▸ **COMPLETE THE FOLLOWING**
a) Answer these questions from the passage on the Whatcom County title dispute, one answer per line:
(i) Which company is appealing the trial court's order?
(ii) In which county is the real property located?
(iii) How many minutes before the deed was recorded was the certified copy of the out-of-state judgment filed?
b) Transcribe the passage on the Whatcom County title dispute word for word, starting at "Midwest Title Guarantee" and ending at "of Midwest Title.".
c) Pick up the passage on the Whatcom County title dispute after its last sentence and continue writing it.

▸ **PASSAGE**
☆ ☆ ☆ ☆ ☆

Midwest Title Guarantee Company of Florida appeals the trial court's order on summary judgment establishing Helmuth and Beverley Prochaska's superior claim to real property located in Whatcom County, and the court's subsequent judgment quieting title to the property in favor of the Prochaskas. Because Midwest Title's judgment lien commenced upon the filing of the certified copy its out-of-state judgment with the Whatcom County Clerk nine minutes before the deed conveying title to the Prochaskas was recorded, and because several conditions of closing were not fulfilled until several days after recordation of the deed, so that the Prochaskas took title to the property subject to the judgment lien, and because the Prochaskas are not entitled to the protection of the bona fide purchaser doctrine, we reverse and remand for entry of judgment in favor of Midwest Title.

☆ ☆ ☆ ☆ ☆

▸ **GIVEN MATERIAL**
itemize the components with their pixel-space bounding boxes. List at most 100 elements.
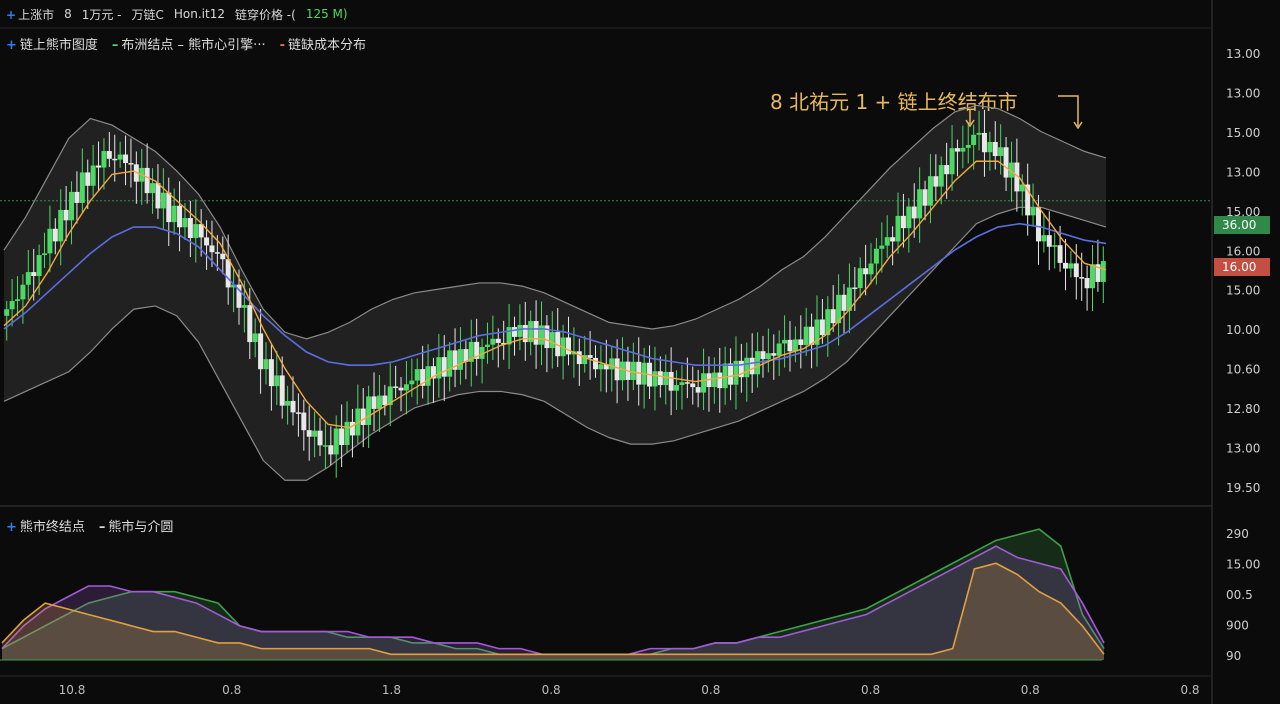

☆ ☆ ☆ ☆ ☆

▸ **TASK-BY-TASK OUTPUTS**
a)
(i) Midwest Title Guarantee Company of Florida
(ii) Whatcom County
(iii) Nine minutes

b)
Midwest Title Guarantee Company of Florida appeals the trial court's order on summary judgment establishing Helmuth and Beverley Prochaska's superior claim to real property located in Whatcom County, and the court's subsequent judgment quieting title to the property in favor of the Prochaskas. Because Midwest Title's judgment lien commenced upon the filing of the certified copy its out-of-state judgment with the Whatcom County Clerk nine minutes before the deed conveying title to the Prochaskas was recorded, and because several conditions of closing were not fulfilled until several days after recordation of the deed, so that the Prochaskas took title to the property subject to the judgment lien, and because the Prochaskas are not entitled to the protection of the bona fide purchaser doctrine, we reverse and remand for entry of judgment in favor of Midwest Title.

c)
FACTS
Helmuth and Beverley Prochaska, then residents of South Carolina, were vacationing in the Pacific Northwest in the summer of 1988 when they found a lot in Whatcom County upon which they wanted to build their retirement home. The lot was owned by John Oldfin, a Florida resident. On August 11, 1988, the parties entered into a purchase and sale agreement under which the Prochaskas agreed to pay $95,000 for the lot. The purchase and sale agreement was sent to Select Escrow for closing.
On September 7, 1988, Select Escrow sent the closing documents to the parties. The Prochaskas signed the documents on September 8, 1988, and returned them to Select Escrow with a cashier's check in the amount of $45,415.13. The remainder of the purchase price was paid through a loan from Community State Bank, the proceeds of which were deposited with Select Escrow on September 13, 1988. Oldfin signed the closing documents on September 9, 1988, and returned them to Select Escrow along with the statutory warranty deed and the excise tax affidavit. On September 13, 1988, Select Escrow forwarded the deed and a check for the excise tax to Ticor Title Insurance Company with instructions to record the deed. Ticor Title recorded the deed with the Whatcom County Auditor on September 14, 1988, at 10:14 a.m.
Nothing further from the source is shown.